# [Work to do]
Count lines holding the string "locale" in the data that follows. Reply with one number only.

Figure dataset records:
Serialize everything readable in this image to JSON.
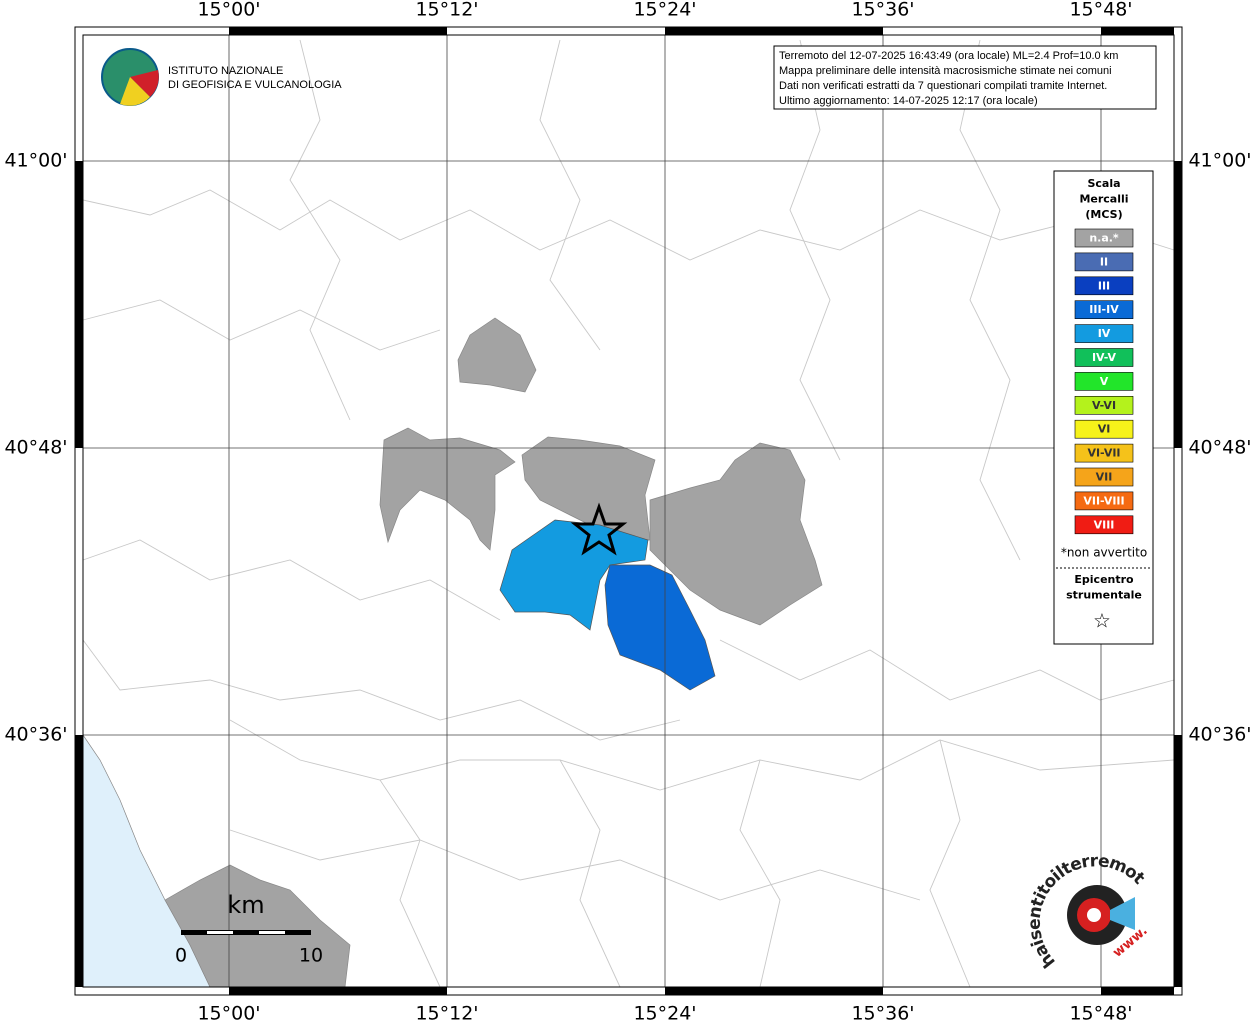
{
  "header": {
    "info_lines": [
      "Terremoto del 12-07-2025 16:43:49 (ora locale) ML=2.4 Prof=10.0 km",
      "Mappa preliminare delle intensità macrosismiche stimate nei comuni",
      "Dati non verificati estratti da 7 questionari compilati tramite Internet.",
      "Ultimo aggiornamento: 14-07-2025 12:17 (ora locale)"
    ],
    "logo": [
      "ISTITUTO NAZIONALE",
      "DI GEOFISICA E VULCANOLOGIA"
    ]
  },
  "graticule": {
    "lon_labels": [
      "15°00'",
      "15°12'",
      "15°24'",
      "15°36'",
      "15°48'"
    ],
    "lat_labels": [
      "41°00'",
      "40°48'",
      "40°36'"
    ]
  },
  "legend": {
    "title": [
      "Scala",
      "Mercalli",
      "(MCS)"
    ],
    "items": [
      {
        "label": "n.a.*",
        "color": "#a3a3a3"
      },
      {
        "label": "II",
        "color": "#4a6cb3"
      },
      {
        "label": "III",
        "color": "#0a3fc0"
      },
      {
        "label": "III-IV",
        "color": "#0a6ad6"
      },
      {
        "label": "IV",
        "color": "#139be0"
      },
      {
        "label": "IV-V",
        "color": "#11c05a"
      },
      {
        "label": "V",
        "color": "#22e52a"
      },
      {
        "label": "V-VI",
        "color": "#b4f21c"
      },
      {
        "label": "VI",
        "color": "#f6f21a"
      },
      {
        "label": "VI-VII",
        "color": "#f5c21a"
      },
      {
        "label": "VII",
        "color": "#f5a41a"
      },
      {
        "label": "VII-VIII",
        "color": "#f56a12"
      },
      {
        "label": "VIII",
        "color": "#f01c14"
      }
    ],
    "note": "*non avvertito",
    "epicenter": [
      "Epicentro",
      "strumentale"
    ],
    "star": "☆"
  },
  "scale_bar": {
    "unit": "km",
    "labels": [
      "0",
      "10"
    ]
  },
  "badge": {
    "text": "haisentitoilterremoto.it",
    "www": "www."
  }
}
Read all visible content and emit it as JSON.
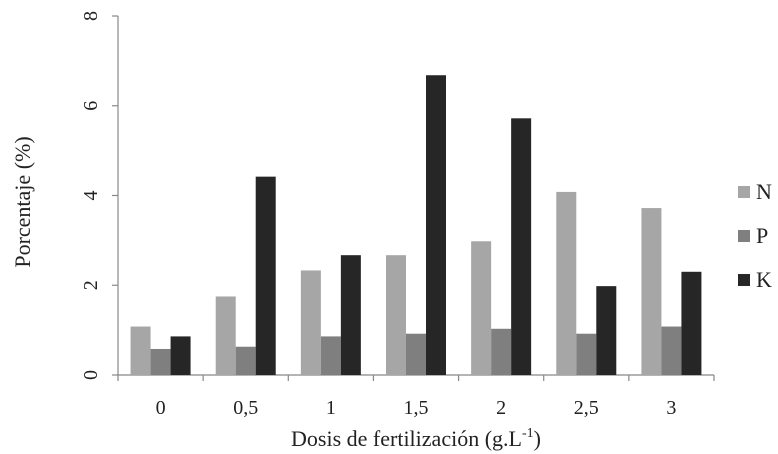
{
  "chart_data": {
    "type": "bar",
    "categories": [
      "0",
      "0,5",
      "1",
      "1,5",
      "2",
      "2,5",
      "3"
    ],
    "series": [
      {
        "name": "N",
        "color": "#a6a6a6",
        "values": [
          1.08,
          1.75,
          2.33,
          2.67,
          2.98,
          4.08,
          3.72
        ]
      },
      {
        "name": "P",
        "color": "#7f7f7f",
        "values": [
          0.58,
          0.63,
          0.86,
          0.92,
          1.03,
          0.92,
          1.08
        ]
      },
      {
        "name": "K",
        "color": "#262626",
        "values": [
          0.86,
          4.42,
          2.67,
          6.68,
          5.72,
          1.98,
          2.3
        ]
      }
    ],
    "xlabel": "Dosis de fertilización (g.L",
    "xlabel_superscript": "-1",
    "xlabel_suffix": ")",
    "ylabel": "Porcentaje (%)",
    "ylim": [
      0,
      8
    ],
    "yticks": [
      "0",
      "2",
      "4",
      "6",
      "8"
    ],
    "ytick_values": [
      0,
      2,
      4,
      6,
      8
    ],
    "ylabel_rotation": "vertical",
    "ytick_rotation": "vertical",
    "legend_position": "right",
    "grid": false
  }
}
==
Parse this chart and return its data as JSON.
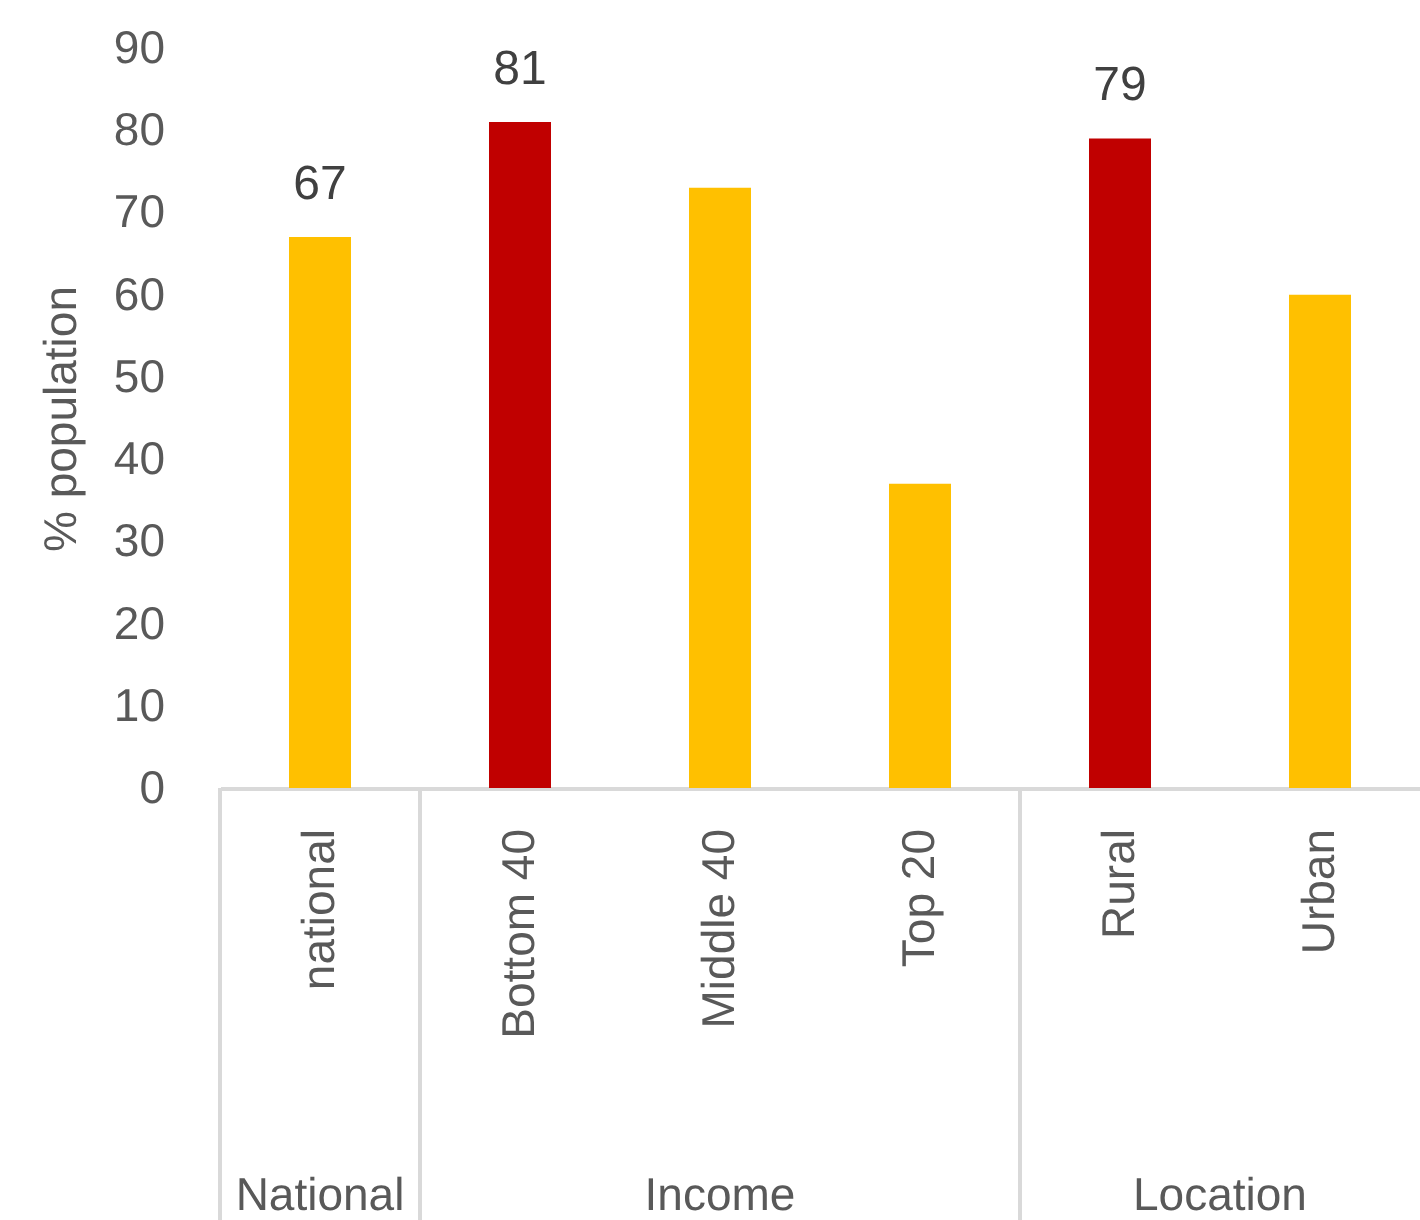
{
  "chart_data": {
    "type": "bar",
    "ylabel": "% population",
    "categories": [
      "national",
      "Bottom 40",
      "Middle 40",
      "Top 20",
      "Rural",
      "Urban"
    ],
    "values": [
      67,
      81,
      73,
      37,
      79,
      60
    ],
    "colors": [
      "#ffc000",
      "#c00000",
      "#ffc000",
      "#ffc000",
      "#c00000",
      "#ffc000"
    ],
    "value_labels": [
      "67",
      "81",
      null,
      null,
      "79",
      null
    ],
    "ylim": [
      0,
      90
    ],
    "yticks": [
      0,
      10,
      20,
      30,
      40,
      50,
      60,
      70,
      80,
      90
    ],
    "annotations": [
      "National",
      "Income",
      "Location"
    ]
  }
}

# [Answer below]
2